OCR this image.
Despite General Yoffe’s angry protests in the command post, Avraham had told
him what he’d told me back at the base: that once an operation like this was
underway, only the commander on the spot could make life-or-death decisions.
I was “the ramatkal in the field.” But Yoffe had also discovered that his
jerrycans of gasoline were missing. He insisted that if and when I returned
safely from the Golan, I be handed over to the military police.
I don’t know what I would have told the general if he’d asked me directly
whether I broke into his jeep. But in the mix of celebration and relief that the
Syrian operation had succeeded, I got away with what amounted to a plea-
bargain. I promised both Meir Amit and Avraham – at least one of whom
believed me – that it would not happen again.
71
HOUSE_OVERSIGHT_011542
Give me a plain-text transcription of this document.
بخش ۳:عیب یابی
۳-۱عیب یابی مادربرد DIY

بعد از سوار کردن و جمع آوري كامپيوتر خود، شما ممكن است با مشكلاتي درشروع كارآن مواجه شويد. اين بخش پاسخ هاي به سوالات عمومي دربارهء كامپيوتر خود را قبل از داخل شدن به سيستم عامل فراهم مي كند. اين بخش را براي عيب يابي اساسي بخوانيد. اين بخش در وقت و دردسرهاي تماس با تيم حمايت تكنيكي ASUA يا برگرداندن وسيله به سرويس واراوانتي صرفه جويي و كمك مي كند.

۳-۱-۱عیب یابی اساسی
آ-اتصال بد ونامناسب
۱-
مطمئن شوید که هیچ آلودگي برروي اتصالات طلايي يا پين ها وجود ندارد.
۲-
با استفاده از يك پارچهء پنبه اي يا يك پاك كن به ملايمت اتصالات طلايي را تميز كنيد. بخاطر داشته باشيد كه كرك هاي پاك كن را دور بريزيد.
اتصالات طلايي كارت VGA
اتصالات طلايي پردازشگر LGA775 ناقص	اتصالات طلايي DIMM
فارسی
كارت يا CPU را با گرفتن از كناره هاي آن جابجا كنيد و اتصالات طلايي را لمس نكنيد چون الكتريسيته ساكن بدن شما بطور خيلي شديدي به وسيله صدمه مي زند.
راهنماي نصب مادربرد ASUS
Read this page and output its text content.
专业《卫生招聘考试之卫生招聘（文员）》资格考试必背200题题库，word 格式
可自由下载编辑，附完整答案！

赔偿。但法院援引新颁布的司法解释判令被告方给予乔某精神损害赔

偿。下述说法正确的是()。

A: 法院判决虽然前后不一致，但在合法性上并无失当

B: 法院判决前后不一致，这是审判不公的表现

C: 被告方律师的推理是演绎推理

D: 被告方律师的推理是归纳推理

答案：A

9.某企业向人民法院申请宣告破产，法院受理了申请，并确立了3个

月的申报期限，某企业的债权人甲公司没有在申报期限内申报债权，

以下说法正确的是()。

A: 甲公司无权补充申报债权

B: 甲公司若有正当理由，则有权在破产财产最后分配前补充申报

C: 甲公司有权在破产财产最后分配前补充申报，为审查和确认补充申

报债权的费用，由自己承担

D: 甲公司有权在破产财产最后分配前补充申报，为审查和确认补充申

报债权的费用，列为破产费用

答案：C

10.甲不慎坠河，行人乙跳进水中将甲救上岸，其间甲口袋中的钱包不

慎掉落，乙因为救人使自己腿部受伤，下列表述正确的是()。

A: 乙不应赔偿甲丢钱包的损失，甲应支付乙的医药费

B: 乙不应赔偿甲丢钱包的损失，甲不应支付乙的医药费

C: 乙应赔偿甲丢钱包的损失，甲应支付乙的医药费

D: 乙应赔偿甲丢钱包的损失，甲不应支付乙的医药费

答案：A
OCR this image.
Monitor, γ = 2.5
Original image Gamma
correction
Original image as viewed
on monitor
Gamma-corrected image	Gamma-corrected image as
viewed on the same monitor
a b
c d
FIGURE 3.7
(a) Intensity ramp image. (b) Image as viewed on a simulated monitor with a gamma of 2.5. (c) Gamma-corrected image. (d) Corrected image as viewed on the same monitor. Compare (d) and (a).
········
> [WHAT IS EXPECTED]
Output each record precisely as given.

> [EXERCISE ANSWER]
OCR this image.
Despite General Yoffe’s angry protests in the command post, Avraham had told
him what he’d told me back at the base: that once an operation like this was
underway, only the commander on the spot could make life-or-death decisions.
I was “the ramatkal in the field.” But Yoffe had also discovered that his
jerrycans of gasoline were missing. He insisted that if and when I returned
safely from the Golan, I be handed over to the military police.
I don’t know what I would have told the general if he’d asked me directly
whether I broke into his jeep. But in the mix of celebration and relief that the
Syrian operation had succeeded, I got away with what amounted to a plea-
bargain. I promised both Meir Amit and Avraham – at least one of whom
believed me – that it would not happen again.
71
HOUSE_OVERSIGHT_011542
Give me a plain-text transcription of this document.
بخش ۳:عیب یابی
۳-۱عیب یابی مادربرد DIY

بعد از سوار کردن و جمع آوري كامپيوتر خود، شما ممكن است با مشكلاتي درشروع كارآن مواجه شويد. اين بخش پاسخ هاي به سوالات عمومي دربارهء كامپيوتر خود را قبل از داخل شدن به سيستم عامل فراهم مي كند. اين بخش را براي عيب يابي اساسي بخوانيد. اين بخش در وقت و دردسرهاي تماس با تيم حمايت تكنيكي ASUA يا برگرداندن وسيله به سرويس واراوانتي صرفه جويي و كمك مي كند.

۳-۱-۱عیب یابی اساسی
آ-اتصال بد ونامناسب
۱-
مطمئن شوید که هیچ آلودگي برروي اتصالات طلايي يا پين ها وجود ندارد.
۲-
با استفاده از يك پارچهء پنبه اي يا يك پاك كن به ملايمت اتصالات طلايي را تميز كنيد. بخاطر داشته باشيد كه كرك هاي پاك كن را دور بريزيد.
اتصالات طلايي كارت VGA
اتصالات طلايي پردازشگر LGA775 ناقص	اتصالات طلايي DIMM
فارسی
كارت يا CPU را با گرفتن از كناره هاي آن جابجا كنيد و اتصالات طلايي را لمس نكنيد چون الكتريسيته ساكن بدن شما بطور خيلي شديدي به وسيله صدمه مي زند.
راهنماي نصب مادربرد ASUS
Read this page and output its text content.
专业《卫生招聘考试之卫生招聘（文员）》资格考试必背200题题库，word 格式
可自由下载编辑，附完整答案！

赔偿。但法院援引新颁布的司法解释判令被告方给予乔某精神损害赔

偿。下述说法正确的是()。

A: 法院判决虽然前后不一致，但在合法性上并无失当

B: 法院判决前后不一致，这是审判不公的表现

C: 被告方律师的推理是演绎推理

D: 被告方律师的推理是归纳推理

答案：A

9.某企业向人民法院申请宣告破产，法院受理了申请，并确立了3个

月的申报期限，某企业的债权人甲公司没有在申报期限内申报债权，

以下说法正确的是()。

A: 甲公司无权补充申报债权

B: 甲公司若有正当理由，则有权在破产财产最后分配前补充申报

C: 甲公司有权在破产财产最后分配前补充申报，为审查和确认补充申

报债权的费用，由自己承担

D: 甲公司有权在破产财产最后分配前补充申报，为审查和确认补充申

报债权的费用，列为破产费用

答案：C

10.甲不慎坠河，行人乙跳进水中将甲救上岸，其间甲口袋中的钱包不

慎掉落，乙因为救人使自己腿部受伤，下列表述正确的是()。

A: 乙不应赔偿甲丢钱包的损失，甲应支付乙的医药费

B: 乙不应赔偿甲丢钱包的损失，甲不应支付乙的医药费

C: 乙应赔偿甲丢钱包的损失，甲应支付乙的医药费

D: 乙应赔偿甲丢钱包的损失，甲不应支付乙的医药费

答案：A
OCR this image.
Monitor, γ = 2.5
Original image Gamma
correction
Original image as viewed
on monitor
Gamma-corrected image	Gamma-corrected image as
viewed on the same monitor
a b
c d
FIGURE 3.7
(a) Intensity ramp image. (b) Image as viewed on a simulated monitor with a gamma of 2.5. (c) Gamma-corrected image. (d) Corrected image as viewed on the same monitor. Compare (d) and (a).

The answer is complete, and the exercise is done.